В начале июня, когда развернулись эти события, было уже ясно, куда клонится церковная политика властей. Поддерживать Тихона в эти дни означало открыто заявить о своем несогласии с теми, кто держал Патриарха в Донском монастыре в качестве подследственного. Двадцать третьего мая 1923 года (в ГПУ все было расписано как по нотам) Тихона увезли на Лубянку. Этим актом было окончательно указано на то, что Патриарх - государственный преступник. Недавний суд над главой католической церкви в России, кардиналом Циплаком, и его каноником, который закончился расстрелом одного и тюремным заключением для другого, не предвещал Патриарху ничего хорошего.
Арест Святейшего обновленцы приняли за свою окончательную победу. "Тихоновские" епархии сдавались по всей Руси без боя. И только в Ташкенте арест Патриарха наткнулся на сопротивление, которого не ожидали ни ГПУ, ни "живоцерковники". В городе, где вчера еще не существовало никакой церковной власти, а деморализованные священники со страхом ожидали приезда обновленского епископа, объявился вдруг местный епископ, сторонник Патриарха.

▶ [Исследуемые данные]
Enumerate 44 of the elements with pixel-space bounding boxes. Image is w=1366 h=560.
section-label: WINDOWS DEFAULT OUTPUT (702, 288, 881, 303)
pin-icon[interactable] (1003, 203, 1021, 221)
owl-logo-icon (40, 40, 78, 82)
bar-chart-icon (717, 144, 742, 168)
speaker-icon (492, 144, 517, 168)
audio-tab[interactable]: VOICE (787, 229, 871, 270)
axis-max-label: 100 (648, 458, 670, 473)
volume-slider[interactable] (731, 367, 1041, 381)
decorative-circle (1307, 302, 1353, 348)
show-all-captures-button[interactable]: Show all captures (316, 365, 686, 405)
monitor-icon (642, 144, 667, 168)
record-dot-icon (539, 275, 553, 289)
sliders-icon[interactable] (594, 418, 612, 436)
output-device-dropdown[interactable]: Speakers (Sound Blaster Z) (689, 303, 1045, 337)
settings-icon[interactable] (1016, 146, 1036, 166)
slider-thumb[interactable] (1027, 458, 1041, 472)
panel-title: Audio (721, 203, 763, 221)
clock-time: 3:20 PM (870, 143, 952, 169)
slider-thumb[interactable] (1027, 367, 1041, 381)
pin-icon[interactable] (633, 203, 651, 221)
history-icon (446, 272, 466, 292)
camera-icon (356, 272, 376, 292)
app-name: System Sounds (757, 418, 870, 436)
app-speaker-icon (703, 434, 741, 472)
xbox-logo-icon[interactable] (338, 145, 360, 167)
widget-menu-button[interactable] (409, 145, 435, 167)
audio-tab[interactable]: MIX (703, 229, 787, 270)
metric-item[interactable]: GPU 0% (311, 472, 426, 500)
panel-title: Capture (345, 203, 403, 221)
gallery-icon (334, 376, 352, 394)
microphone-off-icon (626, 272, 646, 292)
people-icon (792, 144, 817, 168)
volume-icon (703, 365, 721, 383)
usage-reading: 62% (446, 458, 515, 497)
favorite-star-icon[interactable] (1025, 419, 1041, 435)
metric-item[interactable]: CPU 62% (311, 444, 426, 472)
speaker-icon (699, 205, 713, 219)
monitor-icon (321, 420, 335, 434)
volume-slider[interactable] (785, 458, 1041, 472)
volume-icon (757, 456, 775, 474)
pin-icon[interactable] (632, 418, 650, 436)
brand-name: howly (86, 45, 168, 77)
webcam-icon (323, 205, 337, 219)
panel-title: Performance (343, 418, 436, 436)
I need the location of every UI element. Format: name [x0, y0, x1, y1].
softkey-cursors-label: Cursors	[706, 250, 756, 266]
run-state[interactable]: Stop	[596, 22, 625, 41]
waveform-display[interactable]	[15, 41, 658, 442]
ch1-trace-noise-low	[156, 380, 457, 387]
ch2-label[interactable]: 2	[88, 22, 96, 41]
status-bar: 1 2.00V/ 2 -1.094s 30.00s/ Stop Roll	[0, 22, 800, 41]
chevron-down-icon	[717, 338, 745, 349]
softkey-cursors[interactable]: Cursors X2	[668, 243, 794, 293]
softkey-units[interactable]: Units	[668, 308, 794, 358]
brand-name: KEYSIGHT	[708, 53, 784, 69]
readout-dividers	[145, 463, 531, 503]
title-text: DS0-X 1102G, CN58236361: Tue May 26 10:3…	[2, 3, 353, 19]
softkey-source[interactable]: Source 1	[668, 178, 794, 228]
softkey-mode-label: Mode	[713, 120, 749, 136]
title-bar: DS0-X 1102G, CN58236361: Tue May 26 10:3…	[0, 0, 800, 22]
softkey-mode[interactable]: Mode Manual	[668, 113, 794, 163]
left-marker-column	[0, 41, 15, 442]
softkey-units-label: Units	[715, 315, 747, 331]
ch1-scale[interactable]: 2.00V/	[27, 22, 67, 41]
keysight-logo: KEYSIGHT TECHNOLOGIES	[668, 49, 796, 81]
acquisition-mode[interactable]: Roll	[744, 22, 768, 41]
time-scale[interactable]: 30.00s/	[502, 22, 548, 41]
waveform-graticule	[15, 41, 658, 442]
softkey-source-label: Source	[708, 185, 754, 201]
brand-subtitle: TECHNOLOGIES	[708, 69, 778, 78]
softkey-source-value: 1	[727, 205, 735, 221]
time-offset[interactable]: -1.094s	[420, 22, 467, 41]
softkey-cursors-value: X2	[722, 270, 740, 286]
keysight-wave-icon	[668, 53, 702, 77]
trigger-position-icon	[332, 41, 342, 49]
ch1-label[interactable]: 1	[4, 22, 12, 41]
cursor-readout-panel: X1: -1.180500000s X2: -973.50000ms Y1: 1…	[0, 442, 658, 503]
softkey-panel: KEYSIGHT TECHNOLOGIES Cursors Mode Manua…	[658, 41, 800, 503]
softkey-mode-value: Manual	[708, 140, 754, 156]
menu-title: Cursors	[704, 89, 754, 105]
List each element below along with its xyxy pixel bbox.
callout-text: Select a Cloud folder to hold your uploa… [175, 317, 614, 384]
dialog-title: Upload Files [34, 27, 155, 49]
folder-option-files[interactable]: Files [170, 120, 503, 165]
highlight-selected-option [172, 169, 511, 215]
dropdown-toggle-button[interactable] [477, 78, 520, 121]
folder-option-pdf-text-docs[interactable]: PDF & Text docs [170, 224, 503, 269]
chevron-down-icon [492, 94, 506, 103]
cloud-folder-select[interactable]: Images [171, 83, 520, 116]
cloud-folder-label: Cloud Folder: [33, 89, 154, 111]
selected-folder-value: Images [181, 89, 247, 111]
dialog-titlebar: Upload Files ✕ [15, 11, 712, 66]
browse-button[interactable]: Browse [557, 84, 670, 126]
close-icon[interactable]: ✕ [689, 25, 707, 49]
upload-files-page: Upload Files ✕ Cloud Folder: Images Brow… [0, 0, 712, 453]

▶ [Задания для выполнения]
1/ Повторите дословно часть текста об аресте патриарха Тихона: между словами "Арест Святейшего обновленцы" и "епископ, сторонник Патриарха.", включительно.
2/ Пожалуйста, продолжите текст об аресте патриарха Тихона, начав сразу после его последнего предложения.

▶ [Полученные ответы]
1/
Арест Святейшего обновленцы приняли за свою окончательную победу. "Тихоновские" епархии сдавались по всей Руси без боя. И только в Ташкенте арест Патриарха наткнулся на сопротивление, которого не ожидали ни ГПУ, ни "живоцерковники". В городе, где вчера еще не существовало никакой церковной власти, а деморализованные священники со страхом ожидали приезда обновленского епископа, объявился вдруг местный епископ, сторонник Патриарха.

2/
Случилось это так: незадолго до бегства Владыки Иннокентия в Ташкент перевели из Ашхабада ссыльного Уфимского Владыку Андрея Ухтомского. Личность эта была незаурядная. Ухтомский еще до революции отличался либеральными взглядами, а в 1918 году выступил с призывом произвести в Православной церкви радикальные реформы. Благодаря своей левизне Ухтомский Владыка заслужил в церковной среде презрительное прозвище "большевик". Но в 1922 году его левый радикализм не имел никакой цены. От епископов требовалась лишь безоговорочная капитуляция перед "живоцерковниками". Ухтомский был слишком порядочен, чтобы признать доносчиков-обновленцев представителями всей верующей России. И - оказался в ссылке. В Ташкенте его крупную, даже величественную фигуру сразу заметили и друзья, и враги. Интеллигент, простой в обращении и твердый в принципах, епископ Андрей даже в изгнании сумел послужить опорой разгоняемой церкви: незадолго до ссылки, находясь в Москве, он получил от Патриарха право возводить в сан новых епископов. В трудных обстоятельствах живоцерковной атаки право это очень пригодилось.
"Приехав в Ташкент,- пишет Войно-Ясенецкий,- Преосвященный Андрей одобрил избрание меня кандидатом во епископа Собором Туркестанского духовенства и тайно постриг меня в монахи... Он говорил, что хотел мне дать имя Целителя Пантелеймона, но когда побывал на литургии, совершенной мной, и услышал мою проповедь, то нашел, что мне гораздо более подходит имя Апостола, Евангелиста, врача и художника Луки".
В том, что умный епископ Андрей остановил свой взгляд на профессоре-священнике, нет ничего странного: едва ли во всей Средней Азии нашлась тогда фигура более подходящая для открытого ратоборства с "живоцерковниками". Но понимал ли сам о. Валентин (Владыка Лука), что означал для него этот выбор?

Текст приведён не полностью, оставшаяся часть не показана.